(Data entries)
╭──

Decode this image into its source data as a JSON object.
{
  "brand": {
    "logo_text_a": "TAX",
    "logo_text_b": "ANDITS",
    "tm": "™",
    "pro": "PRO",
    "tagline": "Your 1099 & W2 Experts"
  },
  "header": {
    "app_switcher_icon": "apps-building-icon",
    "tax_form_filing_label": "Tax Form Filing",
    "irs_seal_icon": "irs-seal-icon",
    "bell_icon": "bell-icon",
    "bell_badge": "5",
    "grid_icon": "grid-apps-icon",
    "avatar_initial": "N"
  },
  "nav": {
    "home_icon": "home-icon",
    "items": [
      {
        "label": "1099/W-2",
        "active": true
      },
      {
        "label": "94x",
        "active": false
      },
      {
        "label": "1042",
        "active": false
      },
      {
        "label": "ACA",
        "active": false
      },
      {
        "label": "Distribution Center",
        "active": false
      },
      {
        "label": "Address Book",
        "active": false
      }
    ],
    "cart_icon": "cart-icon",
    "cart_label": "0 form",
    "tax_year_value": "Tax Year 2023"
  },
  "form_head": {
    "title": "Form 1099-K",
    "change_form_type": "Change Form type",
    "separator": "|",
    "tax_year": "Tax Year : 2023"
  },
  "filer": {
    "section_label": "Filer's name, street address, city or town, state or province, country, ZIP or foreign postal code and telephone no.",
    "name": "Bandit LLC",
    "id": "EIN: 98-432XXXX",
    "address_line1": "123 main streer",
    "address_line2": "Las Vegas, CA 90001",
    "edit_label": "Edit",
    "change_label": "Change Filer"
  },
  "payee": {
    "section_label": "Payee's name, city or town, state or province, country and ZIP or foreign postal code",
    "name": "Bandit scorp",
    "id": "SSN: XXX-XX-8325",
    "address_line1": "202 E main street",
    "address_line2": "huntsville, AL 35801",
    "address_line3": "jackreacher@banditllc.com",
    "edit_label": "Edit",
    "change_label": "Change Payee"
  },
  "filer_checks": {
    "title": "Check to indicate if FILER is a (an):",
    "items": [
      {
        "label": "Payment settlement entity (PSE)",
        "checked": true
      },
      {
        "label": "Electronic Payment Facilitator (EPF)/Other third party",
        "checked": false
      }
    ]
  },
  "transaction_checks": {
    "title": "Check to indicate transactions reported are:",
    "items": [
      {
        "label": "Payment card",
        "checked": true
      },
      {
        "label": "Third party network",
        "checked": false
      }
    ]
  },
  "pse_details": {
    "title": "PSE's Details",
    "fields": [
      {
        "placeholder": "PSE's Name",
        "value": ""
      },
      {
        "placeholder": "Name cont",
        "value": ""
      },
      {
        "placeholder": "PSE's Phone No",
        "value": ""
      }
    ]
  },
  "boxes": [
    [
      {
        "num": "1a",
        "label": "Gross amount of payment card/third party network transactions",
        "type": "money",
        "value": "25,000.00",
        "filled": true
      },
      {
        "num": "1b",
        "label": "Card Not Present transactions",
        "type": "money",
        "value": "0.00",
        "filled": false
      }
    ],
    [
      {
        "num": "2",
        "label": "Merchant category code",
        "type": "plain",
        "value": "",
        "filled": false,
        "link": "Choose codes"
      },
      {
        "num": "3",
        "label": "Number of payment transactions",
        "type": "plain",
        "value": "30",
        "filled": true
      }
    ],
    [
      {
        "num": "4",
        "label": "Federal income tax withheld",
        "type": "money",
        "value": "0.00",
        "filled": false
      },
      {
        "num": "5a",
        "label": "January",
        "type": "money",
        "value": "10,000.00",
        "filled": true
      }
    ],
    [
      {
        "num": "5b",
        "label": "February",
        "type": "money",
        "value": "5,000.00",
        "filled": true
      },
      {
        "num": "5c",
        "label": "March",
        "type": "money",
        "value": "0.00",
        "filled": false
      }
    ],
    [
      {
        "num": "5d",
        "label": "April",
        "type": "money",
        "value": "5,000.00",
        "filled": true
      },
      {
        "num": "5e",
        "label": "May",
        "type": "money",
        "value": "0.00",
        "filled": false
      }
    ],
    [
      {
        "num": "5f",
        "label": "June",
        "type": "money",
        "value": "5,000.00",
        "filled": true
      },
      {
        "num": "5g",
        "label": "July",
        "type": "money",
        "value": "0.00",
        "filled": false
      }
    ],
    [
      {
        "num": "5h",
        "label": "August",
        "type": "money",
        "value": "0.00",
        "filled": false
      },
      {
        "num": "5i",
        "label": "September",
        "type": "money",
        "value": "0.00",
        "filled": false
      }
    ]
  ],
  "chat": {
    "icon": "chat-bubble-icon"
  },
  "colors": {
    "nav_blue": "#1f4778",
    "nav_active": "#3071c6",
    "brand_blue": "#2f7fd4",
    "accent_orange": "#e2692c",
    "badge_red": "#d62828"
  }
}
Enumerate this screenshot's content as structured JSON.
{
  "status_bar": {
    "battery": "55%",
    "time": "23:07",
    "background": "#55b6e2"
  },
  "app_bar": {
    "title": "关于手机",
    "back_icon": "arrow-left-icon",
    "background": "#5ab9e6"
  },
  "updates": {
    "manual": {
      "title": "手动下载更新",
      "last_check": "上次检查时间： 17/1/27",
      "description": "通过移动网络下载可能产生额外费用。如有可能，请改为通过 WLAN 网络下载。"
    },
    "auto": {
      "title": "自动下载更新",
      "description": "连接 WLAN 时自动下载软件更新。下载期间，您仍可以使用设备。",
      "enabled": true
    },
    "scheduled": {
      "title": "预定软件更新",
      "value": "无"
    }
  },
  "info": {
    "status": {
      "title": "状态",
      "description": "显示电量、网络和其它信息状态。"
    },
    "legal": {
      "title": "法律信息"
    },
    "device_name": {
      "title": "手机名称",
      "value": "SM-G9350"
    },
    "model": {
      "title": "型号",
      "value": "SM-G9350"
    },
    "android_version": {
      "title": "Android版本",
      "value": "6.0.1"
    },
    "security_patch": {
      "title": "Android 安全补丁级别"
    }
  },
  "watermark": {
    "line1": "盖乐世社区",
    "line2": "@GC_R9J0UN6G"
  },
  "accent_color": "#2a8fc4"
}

╰──

WHAT IS EXPECTED: Reproduce the material above exactly; please quote every line of it.

RESULT:
Decode this image into its source data as a JSON object.
{
  "brand": {
    "logo_text_a": "TAX",
    "logo_text_b": "ANDITS",
    "tm": "™",
    "pro": "PRO",
    "tagline": "Your 1099 & W2 Experts"
  },
  "header": {
    "app_switcher_icon": "apps-building-icon",
    "tax_form_filing_label": "Tax Form Filing",
    "irs_seal_icon": "irs-seal-icon",
    "bell_icon": "bell-icon",
    "bell_badge": "5",
    "grid_icon": "grid-apps-icon",
    "avatar_initial": "N"
  },
  "nav": {
    "home_icon": "home-icon",
    "items": [
      {
        "label": "1099/W-2",
        "active": true
      },
      {
        "label": "94x",
        "active": false
      },
      {
        "label": "1042",
        "active": false
      },
      {
        "label": "ACA",
        "active": false
      },
      {
        "label": "Distribution Center",
        "active": false
      },
      {
        "label": "Address Book",
        "active": false
      }
    ],
    "cart_icon": "cart-icon",
    "cart_label": "0 form",
    "tax_year_value": "Tax Year 2023"
  },
  "form_head": {
    "title": "Form 1099-K",
    "change_form_type": "Change Form type",
    "separator": "|",
    "tax_year": "Tax Year : 2023"
  },
  "filer": {
    "section_label": "Filer's name, street address, city or town, state or province, country, ZIP or foreign postal code and telephone no.",
    "name": "Bandit LLC",
    "id": "EIN: 98-432XXXX",
    "address_line1": "123 main streer",
    "address_line2": "Las Vegas, CA 90001",
    "edit_label": "Edit",
    "change_label": "Change Filer"
  },
  "payee": {
    "section_label": "Payee's name, city or town, state or province, country and ZIP or foreign postal code",
    "name": "Bandit scorp",
    "id": "SSN: XXX-XX-8325",
    "address_line1": "202 E main street",
    "address_line2": "huntsville, AL 35801",
    "address_line3": "jackreacher@banditllc.com",
    "edit_label": "Edit",
    "change_label": "Change Payee"
  },
  "filer_checks": {
    "title": "Check to indicate if FILER is a (an):",
    "items": [
      {
        "label": "Payment settlement entity (PSE)",
        "checked": true
      },
      {
        "label": "Electronic Payment Facilitator (EPF)/Other third party",
        "checked": false
      }
    ]
  },
  "transaction_checks": {
    "title": "Check to indicate transactions reported are:",
    "items": [
      {
        "label": "Payment card",
        "checked": true
      },
      {
        "label": "Third party network",
        "checked": false
      }
    ]
  },
  "pse_details": {
    "title": "PSE's Details",
    "fields": [
      {
        "placeholder": "PSE's Name",
        "value": ""
      },
      {
        "placeholder": "Name cont",
        "value": ""
      },
      {
        "placeholder": "PSE's Phone No",
        "value": ""
      }
    ]
  },
  "boxes": [
    [
      {
        "num": "1a",
        "label": "Gross amount of payment card/third party network transactions",
        "type": "money",
        "value": "25,000.00",
        "filled": true
      },
      {
        "num": "1b",
        "label": "Card Not Present transactions",
        "type": "money",
        "value": "0.00",
        "filled": false
      }
    ],
    [
      {
        "num": "2",
        "label": "Merchant category code",
        "type": "plain",
        "value": "",
        "filled": false,
        "link": "Choose codes"
      },
      {
        "num": "3",
        "label": "Number of payment transactions",
        "type": "plain",
        "value": "30",
        "filled": true
      }
    ],
    [
      {
        "num": "4",
        "label": "Federal income tax withheld",
        "type": "money",
        "value": "0.00",
        "filled": false
      },
      {
        "num": "5a",
        "label": "January",
        "type": "money",
        "value": "10,000.00",
        "filled": true
      }
    ],
    [
      {
        "num": "5b",
        "label": "February",
        "type": "money",
        "value": "5,000.00",
        "filled": true
      },
      {
        "num": "5c",
        "label": "March",
        "type": "money",
        "value": "0.00",
        "filled": false
      }
    ],
    [
      {
        "num": "5d",
        "label": "April",
        "type": "money",
        "value": "5,000.00",
        "filled": true
      },
      {
        "num": "5e",
        "label": "May",
        "type": "money",
        "value": "0.00",
        "filled": false
      }
    ],
    [
      {
        "num": "5f",
        "label": "June",
        "type": "money",
        "value": "5,000.00",
        "filled": true
      },
      {
        "num": "5g",
        "label": "July",
        "type": "money",
        "value": "0.00",
        "filled": false
      }
    ],
    [
      {
        "num": "5h",
        "label": "August",
        "type": "money",
        "value": "0.00",
        "filled": false
      },
      {
        "num": "5i",
        "label": "September",
        "type": "money",
        "value": "0.00",
        "filled": false
      }
    ]
  ],
  "chat": {
    "icon": "chat-bubble-icon"
  },
  "colors": {
    "nav_blue": "#1f4778",
    "nav_active": "#3071c6",
    "brand_blue": "#2f7fd4",
    "accent_orange": "#e2692c",
    "badge_red": "#d62828"
  }
}
Enumerate this screenshot's content as structured JSON.
{
  "status_bar": {
    "battery": "55%",
    "time": "23:07",
    "background": "#55b6e2"
  },
  "app_bar": {
    "title": "关于手机",
    "back_icon": "arrow-left-icon",
    "background": "#5ab9e6"
  },
  "updates": {
    "manual": {
      "title": "手动下载更新",
      "last_check": "上次检查时间： 17/1/27",
      "description": "通过移动网络下载可能产生额外费用。如有可能，请改为通过 WLAN 网络下载。"
    },
    "auto": {
      "title": "自动下载更新",
      "description": "连接 WLAN 时自动下载软件更新。下载期间，您仍可以使用设备。",
      "enabled": true
    },
    "scheduled": {
      "title": "预定软件更新",
      "value": "无"
    }
  },
  "info": {
    "status": {
      "title": "状态",
      "description": "显示电量、网络和其它信息状态。"
    },
    "legal": {
      "title": "法律信息"
    },
    "device_name": {
      "title": "手机名称",
      "value": "SM-G9350"
    },
    "model": {
      "title": "型号",
      "value": "SM-G9350"
    },
    "android_version": {
      "title": "Android版本",
      "value": "6.0.1"
    },
    "security_patch": {
      "title": "Android 安全补丁级别"
    }
  },
  "watermark": {
    "line1": "盖乐世社区",
    "line2": "@GC_R9J0UN6G"
  },
  "accent_color": "#2a8fc4"
}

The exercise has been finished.